Exercise directions →
What is the number of lines in the data that hold the string "Supply"? Reply with that number only.

================

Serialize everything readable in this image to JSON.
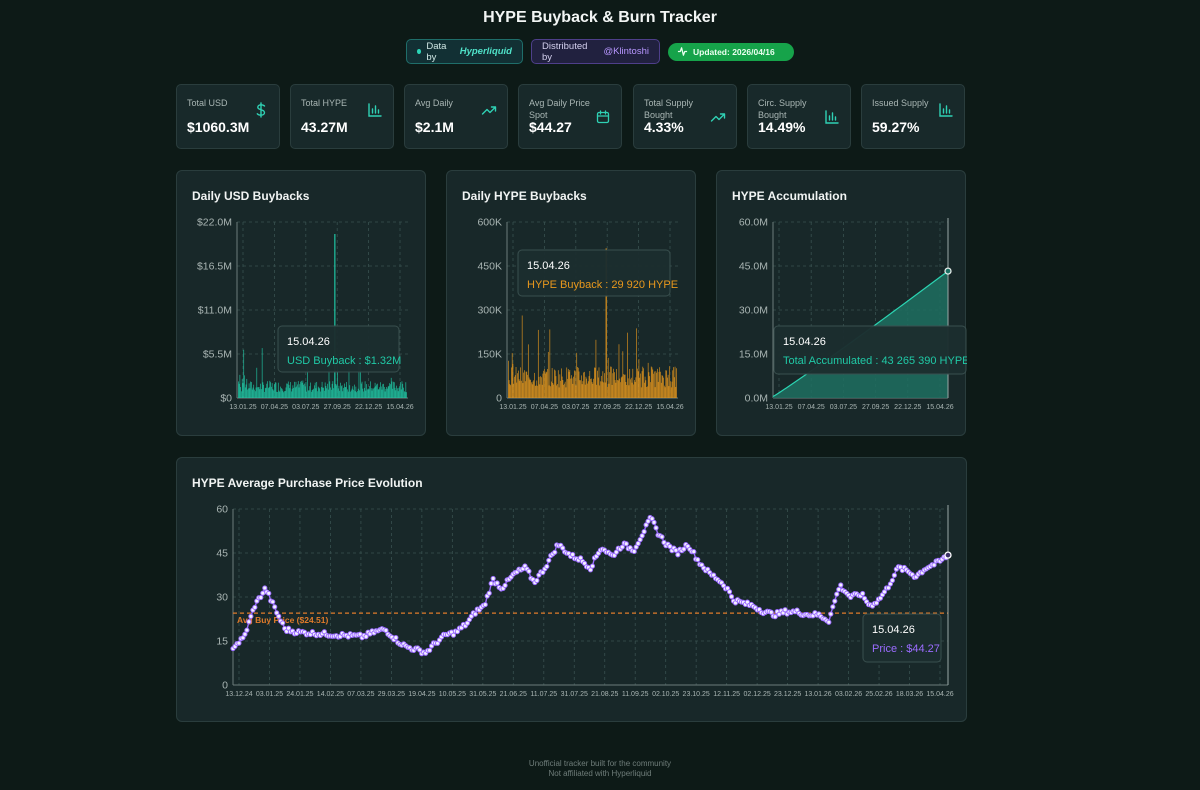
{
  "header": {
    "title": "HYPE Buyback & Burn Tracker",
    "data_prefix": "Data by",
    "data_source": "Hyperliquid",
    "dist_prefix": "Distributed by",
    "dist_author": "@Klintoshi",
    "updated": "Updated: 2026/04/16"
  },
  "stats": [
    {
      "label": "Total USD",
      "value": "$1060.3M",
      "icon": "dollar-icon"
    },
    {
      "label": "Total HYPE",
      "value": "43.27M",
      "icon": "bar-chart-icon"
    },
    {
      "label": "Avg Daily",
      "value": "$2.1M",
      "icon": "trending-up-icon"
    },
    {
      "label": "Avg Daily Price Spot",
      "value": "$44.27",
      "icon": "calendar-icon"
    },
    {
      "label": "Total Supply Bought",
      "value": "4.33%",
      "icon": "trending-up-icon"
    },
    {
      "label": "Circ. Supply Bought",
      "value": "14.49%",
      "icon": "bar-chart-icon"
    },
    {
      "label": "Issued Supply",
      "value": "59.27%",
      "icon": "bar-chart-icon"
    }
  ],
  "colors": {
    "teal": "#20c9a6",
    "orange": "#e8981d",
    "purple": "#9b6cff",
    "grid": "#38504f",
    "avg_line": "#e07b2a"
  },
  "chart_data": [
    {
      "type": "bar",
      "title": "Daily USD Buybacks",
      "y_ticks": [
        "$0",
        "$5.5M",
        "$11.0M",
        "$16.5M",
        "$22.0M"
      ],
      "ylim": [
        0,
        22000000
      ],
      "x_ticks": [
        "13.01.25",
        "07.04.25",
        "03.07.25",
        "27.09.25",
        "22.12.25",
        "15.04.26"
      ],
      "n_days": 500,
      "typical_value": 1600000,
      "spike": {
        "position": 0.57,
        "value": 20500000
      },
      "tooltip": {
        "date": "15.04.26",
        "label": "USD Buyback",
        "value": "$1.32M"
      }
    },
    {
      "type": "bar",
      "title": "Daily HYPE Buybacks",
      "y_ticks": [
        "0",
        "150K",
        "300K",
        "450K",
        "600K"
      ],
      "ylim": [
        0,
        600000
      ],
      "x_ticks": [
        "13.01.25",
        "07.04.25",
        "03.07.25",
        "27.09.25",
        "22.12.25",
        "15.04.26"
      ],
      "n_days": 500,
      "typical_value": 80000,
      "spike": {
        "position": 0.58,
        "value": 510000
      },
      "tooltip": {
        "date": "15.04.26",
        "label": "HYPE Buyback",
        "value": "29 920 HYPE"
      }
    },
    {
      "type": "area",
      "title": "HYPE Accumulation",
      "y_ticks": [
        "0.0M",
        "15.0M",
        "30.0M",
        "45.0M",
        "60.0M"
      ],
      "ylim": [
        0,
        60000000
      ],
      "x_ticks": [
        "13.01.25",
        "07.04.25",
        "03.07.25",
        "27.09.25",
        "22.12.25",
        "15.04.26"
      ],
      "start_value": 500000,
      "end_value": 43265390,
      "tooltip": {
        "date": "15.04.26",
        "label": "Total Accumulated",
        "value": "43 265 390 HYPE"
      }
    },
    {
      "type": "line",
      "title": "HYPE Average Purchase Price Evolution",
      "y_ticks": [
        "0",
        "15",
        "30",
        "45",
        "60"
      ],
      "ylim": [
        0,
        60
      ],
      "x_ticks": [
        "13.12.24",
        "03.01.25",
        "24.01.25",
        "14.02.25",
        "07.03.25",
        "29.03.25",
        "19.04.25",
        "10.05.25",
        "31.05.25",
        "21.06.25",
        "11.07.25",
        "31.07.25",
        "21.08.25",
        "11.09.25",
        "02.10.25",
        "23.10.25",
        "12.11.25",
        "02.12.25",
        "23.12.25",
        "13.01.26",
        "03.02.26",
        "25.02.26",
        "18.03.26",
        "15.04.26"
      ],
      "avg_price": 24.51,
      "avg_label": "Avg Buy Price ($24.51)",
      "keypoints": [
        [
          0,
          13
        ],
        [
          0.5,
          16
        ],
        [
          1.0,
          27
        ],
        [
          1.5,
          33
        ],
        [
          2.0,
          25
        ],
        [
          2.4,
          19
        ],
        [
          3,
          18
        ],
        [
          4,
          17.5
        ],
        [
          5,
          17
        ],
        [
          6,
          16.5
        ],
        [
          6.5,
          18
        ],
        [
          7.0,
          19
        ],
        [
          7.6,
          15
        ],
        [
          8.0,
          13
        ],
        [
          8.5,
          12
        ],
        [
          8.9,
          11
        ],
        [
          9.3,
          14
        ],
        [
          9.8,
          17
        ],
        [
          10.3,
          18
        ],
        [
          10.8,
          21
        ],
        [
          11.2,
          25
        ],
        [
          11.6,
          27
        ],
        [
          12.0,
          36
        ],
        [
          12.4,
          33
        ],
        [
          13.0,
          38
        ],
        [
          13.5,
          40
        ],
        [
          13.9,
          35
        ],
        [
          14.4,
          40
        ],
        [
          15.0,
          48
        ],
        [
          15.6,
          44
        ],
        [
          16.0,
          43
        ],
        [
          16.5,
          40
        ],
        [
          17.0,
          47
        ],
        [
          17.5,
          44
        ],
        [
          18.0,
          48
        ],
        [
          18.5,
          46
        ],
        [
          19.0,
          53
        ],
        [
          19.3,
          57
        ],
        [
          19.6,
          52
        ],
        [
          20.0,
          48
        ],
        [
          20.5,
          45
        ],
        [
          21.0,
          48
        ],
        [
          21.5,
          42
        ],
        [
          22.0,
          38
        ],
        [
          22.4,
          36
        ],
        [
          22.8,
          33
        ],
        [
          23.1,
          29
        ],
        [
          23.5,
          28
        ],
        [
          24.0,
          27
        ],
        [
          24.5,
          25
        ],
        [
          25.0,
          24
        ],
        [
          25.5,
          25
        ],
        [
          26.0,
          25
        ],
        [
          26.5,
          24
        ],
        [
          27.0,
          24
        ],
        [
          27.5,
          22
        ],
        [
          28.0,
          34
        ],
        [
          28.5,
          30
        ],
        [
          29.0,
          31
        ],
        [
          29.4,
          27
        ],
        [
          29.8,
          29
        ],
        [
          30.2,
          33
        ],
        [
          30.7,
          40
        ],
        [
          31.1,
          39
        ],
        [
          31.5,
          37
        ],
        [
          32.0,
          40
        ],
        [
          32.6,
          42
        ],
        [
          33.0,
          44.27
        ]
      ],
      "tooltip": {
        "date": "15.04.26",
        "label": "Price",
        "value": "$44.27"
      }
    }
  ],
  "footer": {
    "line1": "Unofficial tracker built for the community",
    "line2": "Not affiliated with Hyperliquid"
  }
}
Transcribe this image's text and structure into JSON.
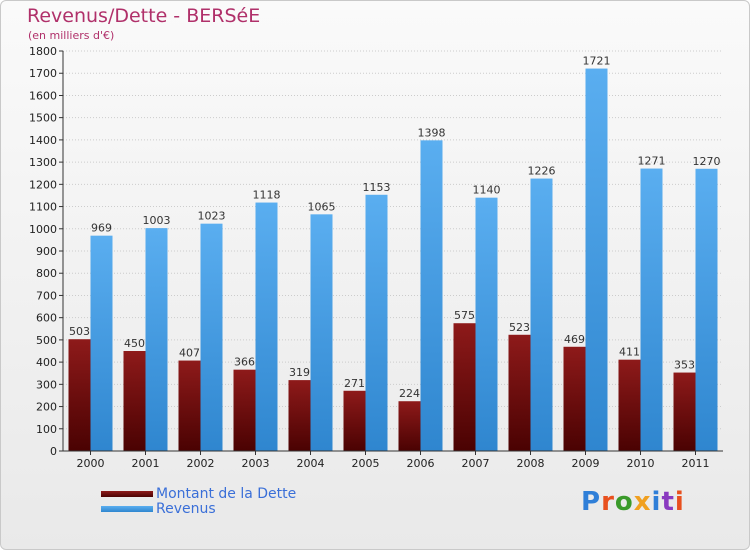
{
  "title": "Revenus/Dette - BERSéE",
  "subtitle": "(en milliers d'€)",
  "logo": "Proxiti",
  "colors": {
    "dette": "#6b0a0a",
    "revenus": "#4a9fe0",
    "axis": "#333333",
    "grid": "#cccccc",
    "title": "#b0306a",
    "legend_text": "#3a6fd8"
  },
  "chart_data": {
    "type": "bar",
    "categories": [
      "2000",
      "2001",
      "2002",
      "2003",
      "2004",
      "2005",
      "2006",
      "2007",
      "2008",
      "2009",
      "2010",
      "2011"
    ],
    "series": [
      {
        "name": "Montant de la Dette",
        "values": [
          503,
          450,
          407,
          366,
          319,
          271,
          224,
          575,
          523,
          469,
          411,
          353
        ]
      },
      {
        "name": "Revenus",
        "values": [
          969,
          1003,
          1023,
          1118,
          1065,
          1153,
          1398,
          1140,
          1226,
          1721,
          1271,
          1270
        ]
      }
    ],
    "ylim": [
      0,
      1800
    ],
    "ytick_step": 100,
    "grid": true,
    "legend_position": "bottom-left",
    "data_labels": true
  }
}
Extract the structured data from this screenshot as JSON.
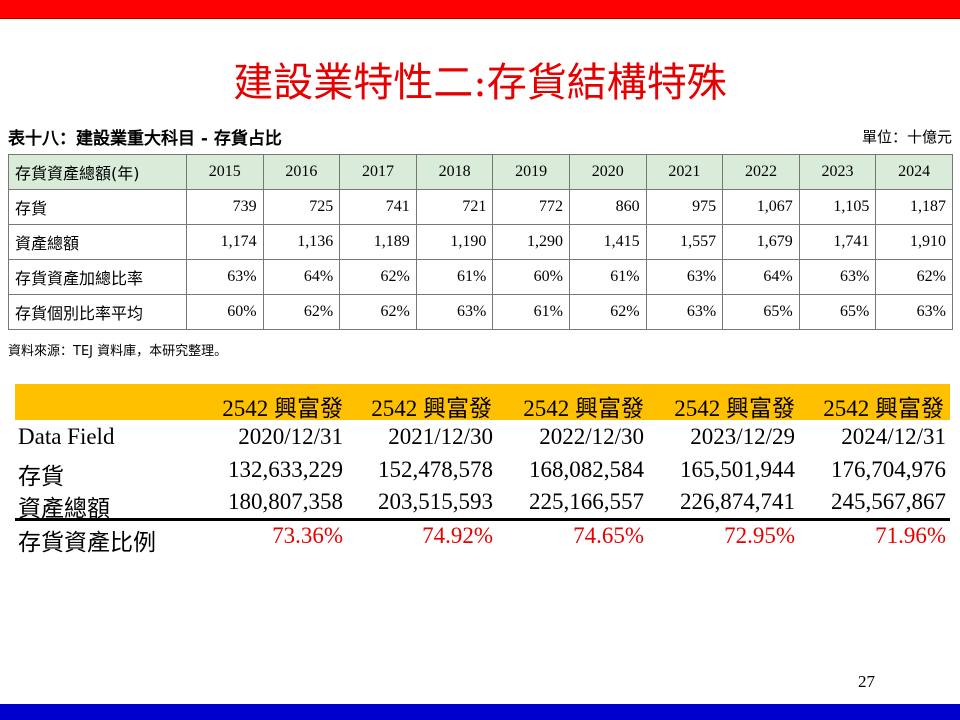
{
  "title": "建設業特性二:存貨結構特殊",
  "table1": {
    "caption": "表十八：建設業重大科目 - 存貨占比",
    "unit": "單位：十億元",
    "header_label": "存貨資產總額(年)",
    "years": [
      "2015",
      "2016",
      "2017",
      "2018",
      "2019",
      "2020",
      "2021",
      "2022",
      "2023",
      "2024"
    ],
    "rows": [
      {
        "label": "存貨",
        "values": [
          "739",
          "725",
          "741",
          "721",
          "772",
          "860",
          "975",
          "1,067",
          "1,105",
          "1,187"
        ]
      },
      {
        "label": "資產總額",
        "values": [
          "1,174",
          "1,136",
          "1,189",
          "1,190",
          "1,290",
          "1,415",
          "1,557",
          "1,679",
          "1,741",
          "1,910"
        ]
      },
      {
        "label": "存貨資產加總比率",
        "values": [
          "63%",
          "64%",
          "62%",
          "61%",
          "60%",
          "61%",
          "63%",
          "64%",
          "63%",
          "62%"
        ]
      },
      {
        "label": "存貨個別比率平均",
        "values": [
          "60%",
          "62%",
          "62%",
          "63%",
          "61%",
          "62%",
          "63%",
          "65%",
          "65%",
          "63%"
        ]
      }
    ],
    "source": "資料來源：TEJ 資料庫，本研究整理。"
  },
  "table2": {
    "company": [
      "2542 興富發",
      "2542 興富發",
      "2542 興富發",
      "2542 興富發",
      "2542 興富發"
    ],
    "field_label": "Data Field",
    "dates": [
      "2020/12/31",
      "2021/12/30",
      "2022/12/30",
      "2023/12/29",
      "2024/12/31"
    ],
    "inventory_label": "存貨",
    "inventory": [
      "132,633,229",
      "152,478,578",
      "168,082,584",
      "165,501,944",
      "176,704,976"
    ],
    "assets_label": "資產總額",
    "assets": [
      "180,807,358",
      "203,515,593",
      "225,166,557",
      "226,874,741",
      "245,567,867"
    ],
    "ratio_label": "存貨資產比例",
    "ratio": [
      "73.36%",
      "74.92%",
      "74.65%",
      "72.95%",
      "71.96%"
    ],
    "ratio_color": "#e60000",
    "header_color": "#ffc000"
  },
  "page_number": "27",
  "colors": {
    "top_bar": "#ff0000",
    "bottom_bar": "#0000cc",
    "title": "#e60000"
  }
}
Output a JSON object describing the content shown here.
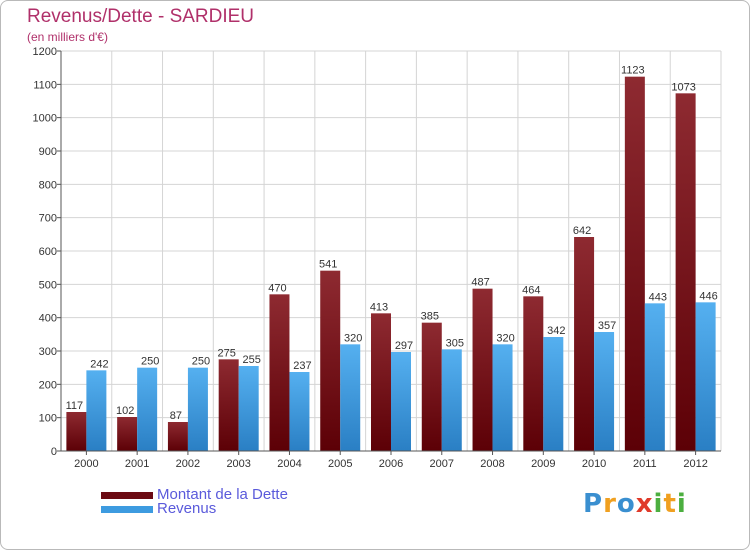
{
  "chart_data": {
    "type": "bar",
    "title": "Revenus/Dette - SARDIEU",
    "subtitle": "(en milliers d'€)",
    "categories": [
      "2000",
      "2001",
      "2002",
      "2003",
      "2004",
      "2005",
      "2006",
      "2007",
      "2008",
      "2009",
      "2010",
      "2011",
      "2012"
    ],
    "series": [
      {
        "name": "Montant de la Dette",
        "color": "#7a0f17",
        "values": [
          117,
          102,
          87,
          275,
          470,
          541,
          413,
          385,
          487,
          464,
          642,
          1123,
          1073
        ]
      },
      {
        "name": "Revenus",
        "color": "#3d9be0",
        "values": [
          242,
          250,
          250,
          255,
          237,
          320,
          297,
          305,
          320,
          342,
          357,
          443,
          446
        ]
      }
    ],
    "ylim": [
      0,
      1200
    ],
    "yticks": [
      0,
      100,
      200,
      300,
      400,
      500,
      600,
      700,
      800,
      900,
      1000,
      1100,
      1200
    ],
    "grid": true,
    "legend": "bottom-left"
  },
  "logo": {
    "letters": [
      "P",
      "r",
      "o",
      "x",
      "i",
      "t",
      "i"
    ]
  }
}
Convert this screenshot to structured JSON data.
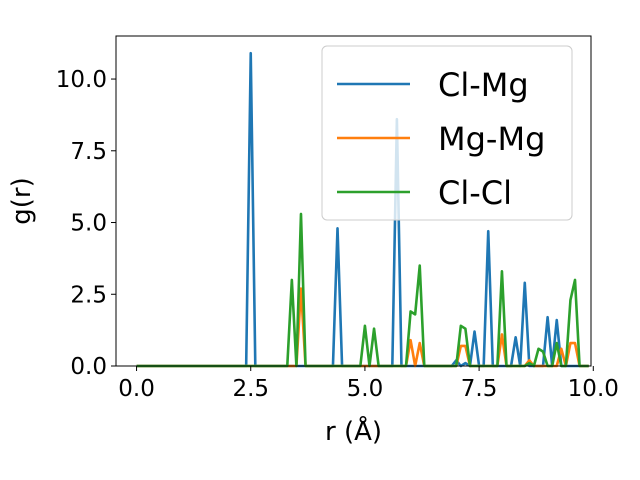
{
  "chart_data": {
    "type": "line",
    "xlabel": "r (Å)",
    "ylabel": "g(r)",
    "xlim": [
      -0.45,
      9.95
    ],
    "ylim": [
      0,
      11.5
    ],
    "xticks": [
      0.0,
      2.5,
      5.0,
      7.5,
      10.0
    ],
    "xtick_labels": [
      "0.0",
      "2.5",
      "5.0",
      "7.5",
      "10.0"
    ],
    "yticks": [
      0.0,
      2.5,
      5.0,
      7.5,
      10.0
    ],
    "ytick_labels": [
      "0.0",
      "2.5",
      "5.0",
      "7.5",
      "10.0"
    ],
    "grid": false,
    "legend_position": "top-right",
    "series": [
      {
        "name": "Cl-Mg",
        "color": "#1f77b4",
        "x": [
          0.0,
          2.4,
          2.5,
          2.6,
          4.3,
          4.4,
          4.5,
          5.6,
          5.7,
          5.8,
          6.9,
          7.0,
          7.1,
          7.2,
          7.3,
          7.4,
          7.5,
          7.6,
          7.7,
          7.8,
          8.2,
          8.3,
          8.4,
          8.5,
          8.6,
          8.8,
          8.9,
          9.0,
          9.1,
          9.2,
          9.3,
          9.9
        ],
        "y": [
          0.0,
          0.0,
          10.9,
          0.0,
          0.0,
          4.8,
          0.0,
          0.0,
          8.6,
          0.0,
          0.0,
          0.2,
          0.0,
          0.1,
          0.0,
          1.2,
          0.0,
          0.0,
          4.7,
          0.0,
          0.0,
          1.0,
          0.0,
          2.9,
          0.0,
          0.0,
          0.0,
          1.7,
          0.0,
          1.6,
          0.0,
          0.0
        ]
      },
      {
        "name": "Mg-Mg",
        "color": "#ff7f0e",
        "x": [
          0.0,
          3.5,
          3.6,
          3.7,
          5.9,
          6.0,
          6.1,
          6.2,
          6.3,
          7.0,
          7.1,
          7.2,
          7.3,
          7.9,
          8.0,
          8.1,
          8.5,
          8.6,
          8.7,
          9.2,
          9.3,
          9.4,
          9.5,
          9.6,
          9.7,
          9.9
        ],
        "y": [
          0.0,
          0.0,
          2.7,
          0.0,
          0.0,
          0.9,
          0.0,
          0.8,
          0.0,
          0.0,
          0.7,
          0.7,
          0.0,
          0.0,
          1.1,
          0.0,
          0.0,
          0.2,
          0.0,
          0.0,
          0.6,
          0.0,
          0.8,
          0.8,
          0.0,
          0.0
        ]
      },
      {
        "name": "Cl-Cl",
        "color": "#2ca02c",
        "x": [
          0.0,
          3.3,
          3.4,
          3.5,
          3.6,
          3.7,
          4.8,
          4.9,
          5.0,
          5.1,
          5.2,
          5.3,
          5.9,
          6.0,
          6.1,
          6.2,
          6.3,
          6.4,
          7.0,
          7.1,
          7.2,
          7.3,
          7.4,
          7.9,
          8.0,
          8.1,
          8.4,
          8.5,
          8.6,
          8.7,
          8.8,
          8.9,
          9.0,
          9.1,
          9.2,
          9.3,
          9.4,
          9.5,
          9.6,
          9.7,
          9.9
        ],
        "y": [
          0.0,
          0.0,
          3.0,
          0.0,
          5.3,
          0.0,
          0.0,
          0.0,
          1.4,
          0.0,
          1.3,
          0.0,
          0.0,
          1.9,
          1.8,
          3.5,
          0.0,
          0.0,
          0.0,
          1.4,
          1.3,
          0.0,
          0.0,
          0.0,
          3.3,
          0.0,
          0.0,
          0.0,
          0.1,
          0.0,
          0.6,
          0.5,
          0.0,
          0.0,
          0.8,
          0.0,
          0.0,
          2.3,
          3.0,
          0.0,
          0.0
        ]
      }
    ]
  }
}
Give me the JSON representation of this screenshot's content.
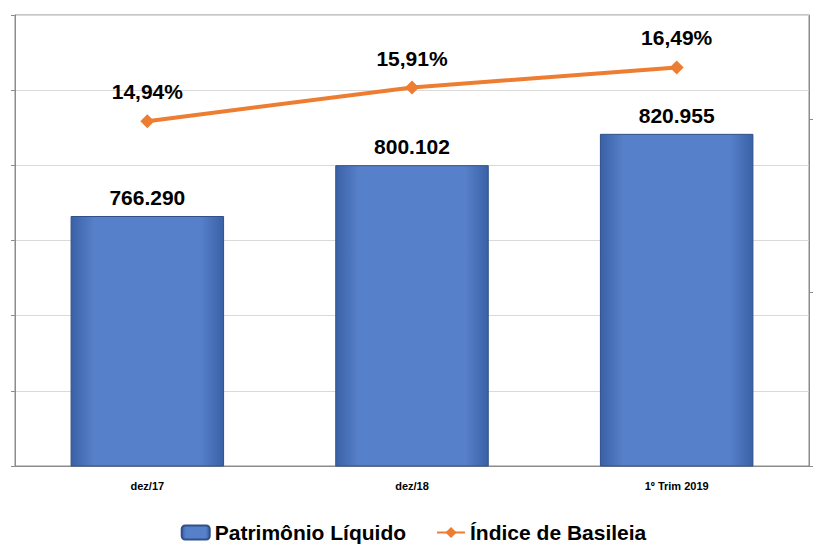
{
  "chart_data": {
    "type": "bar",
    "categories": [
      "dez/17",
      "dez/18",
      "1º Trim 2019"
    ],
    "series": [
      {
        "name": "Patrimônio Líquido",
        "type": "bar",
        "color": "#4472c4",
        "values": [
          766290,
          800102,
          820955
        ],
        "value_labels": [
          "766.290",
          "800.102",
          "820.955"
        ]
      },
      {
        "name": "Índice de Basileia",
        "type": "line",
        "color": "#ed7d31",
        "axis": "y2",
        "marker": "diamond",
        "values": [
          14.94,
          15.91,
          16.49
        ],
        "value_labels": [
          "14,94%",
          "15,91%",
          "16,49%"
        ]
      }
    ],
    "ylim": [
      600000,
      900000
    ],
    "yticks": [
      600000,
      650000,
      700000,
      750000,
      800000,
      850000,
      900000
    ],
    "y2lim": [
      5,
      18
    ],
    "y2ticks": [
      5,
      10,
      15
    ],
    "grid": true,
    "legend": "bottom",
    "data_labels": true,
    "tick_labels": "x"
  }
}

================

Task output →
3